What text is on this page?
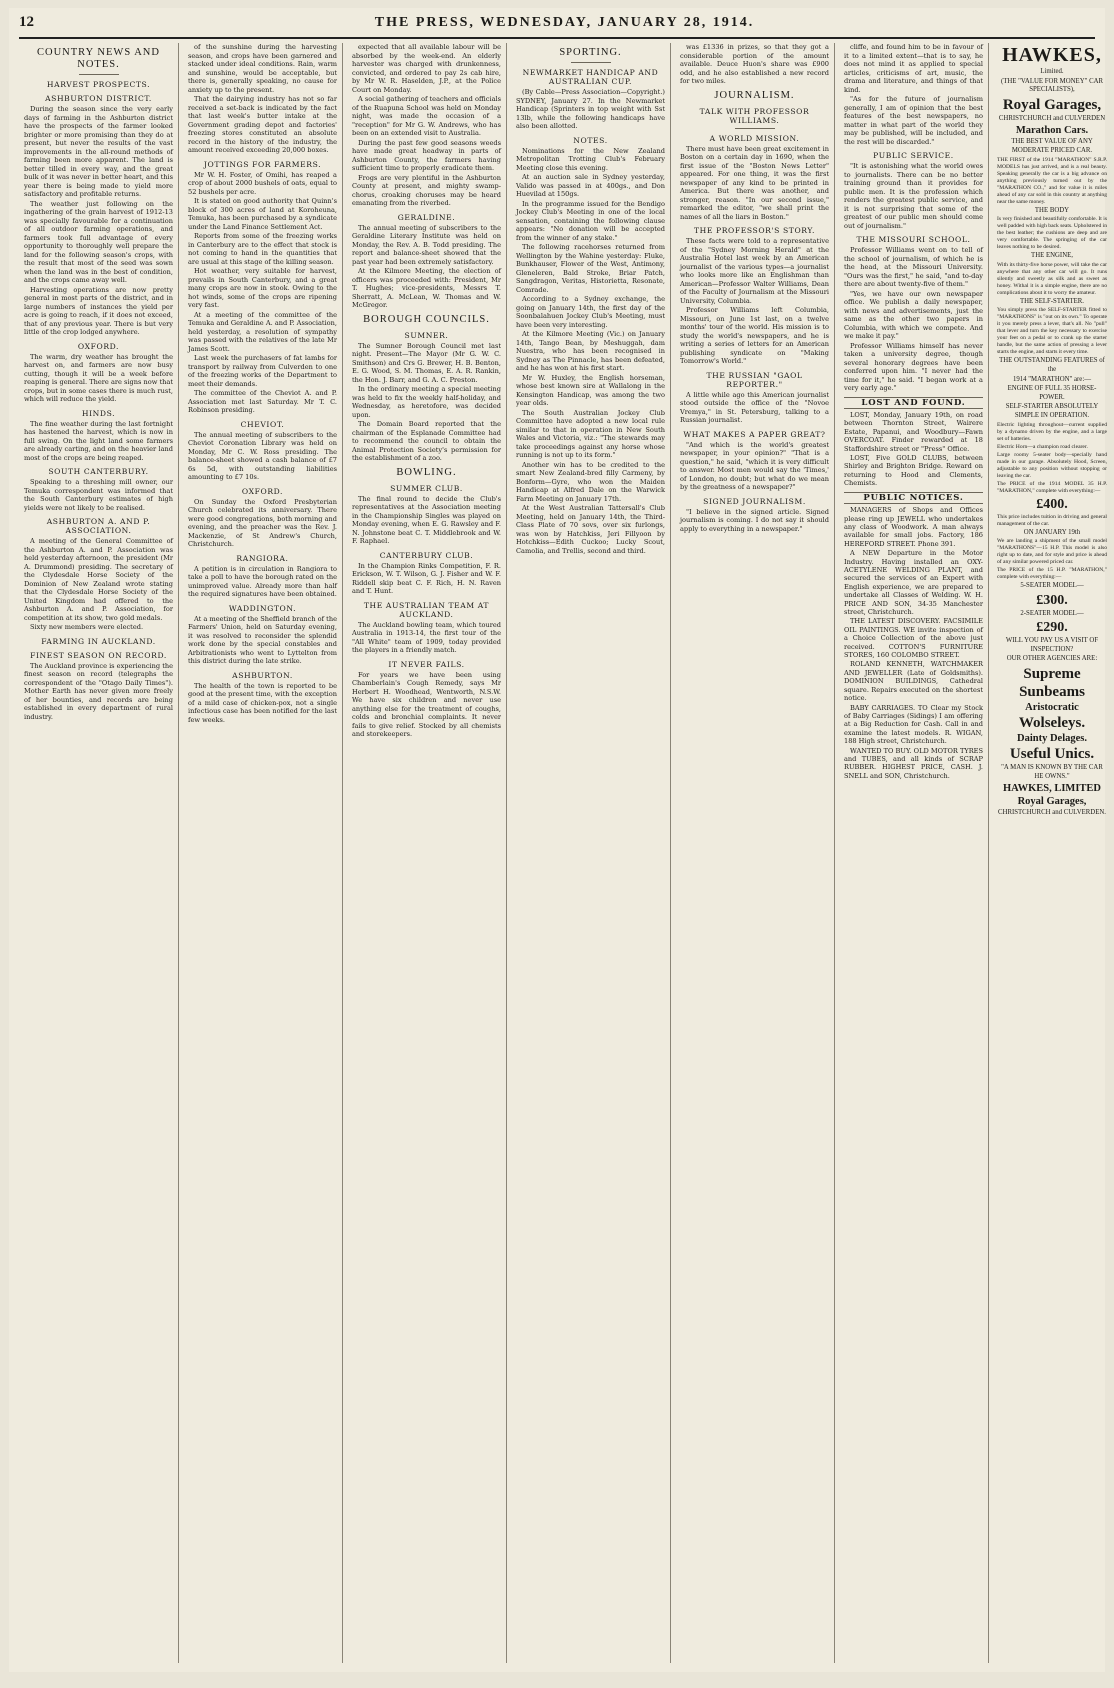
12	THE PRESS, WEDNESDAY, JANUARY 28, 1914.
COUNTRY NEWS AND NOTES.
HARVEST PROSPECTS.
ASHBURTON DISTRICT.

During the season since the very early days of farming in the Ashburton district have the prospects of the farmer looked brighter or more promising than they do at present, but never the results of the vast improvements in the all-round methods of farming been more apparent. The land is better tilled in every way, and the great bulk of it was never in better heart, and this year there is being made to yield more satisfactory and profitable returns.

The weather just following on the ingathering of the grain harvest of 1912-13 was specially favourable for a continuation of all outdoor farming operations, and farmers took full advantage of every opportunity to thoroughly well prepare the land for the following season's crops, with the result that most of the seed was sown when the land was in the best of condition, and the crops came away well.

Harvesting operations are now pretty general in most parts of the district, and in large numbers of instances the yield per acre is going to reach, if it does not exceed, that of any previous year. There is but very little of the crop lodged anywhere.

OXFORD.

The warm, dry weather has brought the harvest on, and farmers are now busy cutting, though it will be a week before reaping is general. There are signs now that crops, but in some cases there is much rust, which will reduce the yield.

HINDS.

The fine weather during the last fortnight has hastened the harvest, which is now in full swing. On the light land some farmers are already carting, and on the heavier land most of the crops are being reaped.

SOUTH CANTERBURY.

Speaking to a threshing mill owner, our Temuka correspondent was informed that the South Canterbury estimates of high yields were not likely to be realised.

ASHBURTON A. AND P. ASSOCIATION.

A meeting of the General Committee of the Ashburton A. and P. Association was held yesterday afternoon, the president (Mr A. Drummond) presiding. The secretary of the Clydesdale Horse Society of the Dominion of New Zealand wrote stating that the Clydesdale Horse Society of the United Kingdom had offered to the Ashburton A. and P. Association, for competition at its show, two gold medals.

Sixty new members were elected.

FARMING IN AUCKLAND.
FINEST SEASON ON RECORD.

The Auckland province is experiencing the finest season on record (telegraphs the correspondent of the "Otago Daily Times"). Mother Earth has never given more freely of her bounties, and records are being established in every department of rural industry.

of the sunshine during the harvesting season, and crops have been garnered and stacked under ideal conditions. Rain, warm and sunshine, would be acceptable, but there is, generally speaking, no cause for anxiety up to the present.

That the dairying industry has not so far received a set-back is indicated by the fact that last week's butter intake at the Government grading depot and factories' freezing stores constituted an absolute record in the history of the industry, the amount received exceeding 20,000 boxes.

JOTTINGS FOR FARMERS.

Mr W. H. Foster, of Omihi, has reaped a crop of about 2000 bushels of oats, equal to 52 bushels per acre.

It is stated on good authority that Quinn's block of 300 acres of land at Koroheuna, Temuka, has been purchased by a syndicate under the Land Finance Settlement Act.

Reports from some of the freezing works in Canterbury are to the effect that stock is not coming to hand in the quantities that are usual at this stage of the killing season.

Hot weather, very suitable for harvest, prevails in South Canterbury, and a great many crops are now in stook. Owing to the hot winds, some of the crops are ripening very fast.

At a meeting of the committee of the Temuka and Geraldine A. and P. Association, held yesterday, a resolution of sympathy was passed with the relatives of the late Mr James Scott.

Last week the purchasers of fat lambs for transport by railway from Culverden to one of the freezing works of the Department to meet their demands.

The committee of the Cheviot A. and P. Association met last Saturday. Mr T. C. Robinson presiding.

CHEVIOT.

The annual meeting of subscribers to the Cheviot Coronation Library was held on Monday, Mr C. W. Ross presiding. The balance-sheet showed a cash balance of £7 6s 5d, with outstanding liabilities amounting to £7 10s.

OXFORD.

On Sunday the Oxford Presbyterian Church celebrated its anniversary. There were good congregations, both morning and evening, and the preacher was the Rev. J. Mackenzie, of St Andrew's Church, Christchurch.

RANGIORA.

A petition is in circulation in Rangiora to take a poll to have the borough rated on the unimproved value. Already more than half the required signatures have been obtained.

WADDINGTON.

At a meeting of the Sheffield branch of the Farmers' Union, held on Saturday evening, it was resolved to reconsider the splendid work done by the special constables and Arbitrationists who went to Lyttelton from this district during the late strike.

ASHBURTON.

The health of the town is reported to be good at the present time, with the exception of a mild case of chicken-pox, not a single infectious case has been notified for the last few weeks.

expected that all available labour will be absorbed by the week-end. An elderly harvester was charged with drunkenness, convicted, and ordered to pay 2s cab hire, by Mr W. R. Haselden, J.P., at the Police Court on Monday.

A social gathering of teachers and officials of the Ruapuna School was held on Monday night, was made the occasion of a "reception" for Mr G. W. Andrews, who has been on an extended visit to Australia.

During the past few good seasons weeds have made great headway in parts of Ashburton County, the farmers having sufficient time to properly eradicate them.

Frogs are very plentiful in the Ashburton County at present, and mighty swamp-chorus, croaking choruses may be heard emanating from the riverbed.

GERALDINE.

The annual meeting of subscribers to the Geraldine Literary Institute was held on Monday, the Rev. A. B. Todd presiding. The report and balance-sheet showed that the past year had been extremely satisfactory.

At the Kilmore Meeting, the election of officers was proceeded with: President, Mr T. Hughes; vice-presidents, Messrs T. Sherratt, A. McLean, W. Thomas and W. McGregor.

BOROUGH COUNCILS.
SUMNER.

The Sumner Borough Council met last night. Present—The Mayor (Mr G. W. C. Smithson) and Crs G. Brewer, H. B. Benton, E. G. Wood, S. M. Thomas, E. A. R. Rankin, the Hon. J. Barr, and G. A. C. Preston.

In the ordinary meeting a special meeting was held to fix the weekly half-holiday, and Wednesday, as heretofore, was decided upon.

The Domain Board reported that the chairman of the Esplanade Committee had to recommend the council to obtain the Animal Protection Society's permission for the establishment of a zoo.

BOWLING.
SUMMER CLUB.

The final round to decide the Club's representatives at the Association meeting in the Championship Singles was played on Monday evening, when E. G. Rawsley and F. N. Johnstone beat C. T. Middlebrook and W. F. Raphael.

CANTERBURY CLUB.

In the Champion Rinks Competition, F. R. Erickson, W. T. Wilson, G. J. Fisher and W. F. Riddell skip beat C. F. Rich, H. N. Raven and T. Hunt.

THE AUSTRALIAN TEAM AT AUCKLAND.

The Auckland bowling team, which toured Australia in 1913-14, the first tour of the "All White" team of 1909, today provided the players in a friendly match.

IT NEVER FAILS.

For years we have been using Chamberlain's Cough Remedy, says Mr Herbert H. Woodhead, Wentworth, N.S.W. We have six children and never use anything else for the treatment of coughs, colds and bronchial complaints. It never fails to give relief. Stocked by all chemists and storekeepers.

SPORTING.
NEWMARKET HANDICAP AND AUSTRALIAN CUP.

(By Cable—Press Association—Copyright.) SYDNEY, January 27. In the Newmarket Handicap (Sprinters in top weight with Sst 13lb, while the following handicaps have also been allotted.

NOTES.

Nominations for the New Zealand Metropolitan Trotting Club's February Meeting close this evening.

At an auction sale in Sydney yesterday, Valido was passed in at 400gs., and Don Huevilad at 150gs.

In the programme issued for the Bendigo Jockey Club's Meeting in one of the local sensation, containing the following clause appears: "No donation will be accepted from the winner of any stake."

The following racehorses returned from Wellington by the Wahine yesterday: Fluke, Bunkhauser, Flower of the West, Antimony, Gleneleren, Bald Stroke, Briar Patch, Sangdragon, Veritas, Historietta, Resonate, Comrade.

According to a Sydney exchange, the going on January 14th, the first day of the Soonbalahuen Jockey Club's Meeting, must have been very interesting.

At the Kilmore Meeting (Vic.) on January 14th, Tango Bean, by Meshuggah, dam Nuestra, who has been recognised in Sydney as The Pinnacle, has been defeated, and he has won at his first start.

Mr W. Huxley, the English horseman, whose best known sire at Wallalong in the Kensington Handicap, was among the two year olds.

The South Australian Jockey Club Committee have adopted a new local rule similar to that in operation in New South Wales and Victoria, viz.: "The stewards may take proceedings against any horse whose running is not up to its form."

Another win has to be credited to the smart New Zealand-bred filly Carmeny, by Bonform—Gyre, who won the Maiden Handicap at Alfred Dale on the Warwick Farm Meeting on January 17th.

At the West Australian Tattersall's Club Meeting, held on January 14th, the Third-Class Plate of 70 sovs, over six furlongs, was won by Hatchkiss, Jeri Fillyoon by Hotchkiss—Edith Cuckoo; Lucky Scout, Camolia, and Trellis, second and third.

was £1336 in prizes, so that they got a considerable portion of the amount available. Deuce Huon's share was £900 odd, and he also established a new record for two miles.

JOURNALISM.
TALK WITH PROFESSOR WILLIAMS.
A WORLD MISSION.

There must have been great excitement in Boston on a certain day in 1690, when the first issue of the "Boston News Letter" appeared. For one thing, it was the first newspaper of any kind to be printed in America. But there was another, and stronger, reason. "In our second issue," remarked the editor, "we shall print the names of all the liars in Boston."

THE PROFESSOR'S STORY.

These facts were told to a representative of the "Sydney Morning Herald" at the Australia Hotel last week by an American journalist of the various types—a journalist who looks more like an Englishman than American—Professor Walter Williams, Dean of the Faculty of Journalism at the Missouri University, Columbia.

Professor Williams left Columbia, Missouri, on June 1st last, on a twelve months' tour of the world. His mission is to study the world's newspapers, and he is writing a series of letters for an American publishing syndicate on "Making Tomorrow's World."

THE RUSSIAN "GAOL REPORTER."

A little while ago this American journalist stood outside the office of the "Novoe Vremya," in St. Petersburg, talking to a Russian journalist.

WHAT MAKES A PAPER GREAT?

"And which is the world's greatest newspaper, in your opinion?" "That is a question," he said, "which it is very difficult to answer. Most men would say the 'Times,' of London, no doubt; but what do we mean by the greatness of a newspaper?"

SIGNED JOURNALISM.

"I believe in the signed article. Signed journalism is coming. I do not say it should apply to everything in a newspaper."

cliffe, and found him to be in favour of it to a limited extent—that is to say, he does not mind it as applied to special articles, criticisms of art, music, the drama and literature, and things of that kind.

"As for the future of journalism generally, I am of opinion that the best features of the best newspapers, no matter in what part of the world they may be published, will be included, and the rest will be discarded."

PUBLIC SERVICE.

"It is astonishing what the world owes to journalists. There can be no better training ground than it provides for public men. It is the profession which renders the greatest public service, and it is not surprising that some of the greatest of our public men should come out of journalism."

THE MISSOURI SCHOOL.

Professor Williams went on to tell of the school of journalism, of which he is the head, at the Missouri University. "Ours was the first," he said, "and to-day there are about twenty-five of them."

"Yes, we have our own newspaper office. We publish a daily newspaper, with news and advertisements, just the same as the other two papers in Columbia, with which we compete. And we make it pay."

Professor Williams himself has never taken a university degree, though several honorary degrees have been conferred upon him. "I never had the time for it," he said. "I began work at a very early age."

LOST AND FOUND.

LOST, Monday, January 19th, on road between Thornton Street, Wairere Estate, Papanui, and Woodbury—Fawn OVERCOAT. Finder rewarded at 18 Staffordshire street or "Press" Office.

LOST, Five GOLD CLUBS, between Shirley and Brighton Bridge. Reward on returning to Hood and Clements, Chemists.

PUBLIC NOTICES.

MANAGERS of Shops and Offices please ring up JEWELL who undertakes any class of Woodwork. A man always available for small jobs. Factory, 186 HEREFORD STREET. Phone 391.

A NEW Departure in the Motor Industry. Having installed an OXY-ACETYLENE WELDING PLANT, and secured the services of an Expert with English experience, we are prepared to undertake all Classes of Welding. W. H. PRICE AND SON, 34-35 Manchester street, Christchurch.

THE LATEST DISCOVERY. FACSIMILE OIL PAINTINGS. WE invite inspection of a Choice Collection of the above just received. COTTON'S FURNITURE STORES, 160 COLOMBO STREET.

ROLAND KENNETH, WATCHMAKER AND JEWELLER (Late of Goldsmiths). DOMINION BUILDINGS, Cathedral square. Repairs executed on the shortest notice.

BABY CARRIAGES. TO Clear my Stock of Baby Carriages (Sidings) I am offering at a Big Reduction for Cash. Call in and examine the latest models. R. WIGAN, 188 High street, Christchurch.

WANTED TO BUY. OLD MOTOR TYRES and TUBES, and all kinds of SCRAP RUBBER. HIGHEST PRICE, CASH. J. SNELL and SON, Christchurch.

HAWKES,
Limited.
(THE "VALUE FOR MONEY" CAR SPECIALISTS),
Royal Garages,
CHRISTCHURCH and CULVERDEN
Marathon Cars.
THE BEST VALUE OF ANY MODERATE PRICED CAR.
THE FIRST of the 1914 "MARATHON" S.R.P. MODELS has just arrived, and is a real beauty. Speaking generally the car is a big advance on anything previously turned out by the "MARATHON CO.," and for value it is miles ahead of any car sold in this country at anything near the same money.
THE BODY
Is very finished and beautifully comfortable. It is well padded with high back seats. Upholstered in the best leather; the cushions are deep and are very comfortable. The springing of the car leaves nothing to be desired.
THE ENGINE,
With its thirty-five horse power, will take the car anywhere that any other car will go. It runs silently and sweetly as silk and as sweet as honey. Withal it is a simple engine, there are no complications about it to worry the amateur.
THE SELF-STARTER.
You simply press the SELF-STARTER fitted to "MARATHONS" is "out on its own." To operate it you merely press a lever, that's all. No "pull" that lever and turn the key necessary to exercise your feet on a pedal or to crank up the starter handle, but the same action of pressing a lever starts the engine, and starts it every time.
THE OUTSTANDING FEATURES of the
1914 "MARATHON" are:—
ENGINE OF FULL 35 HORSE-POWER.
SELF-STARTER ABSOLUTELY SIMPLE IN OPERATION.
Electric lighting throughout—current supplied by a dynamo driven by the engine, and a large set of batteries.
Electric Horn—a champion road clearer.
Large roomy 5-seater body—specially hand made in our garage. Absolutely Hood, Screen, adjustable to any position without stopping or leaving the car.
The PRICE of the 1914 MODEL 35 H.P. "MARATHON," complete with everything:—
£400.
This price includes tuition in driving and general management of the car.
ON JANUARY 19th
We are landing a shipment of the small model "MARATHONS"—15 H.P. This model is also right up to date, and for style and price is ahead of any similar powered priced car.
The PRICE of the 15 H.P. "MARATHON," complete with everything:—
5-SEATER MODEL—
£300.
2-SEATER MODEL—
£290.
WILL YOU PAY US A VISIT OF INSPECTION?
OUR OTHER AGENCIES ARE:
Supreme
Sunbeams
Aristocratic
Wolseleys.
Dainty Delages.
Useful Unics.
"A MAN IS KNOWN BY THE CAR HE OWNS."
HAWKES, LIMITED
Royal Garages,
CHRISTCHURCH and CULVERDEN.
....
**PROMPT**
Reproduce every line of the listing above in which the string "better" appears.

**TASK OUTPUT**
During the season since the very early days of farming in the Ashburton district have the prospects of the farmer looked brighter or more promising than they do at present, but never the results of the vast improvements in the all-round methods of farming been more apparent. The land is better tilled in every way, and the great bulk of it was never in better heart, and this year there is being made to yield more satisfactory and profitable returns.
"It is astonishing what the world owes to journalists. There can be no better training ground than it provides for public men. It is the profession which renders the greatest public service, and it is not surprising that some of the greatest of our public men should come out of journalism."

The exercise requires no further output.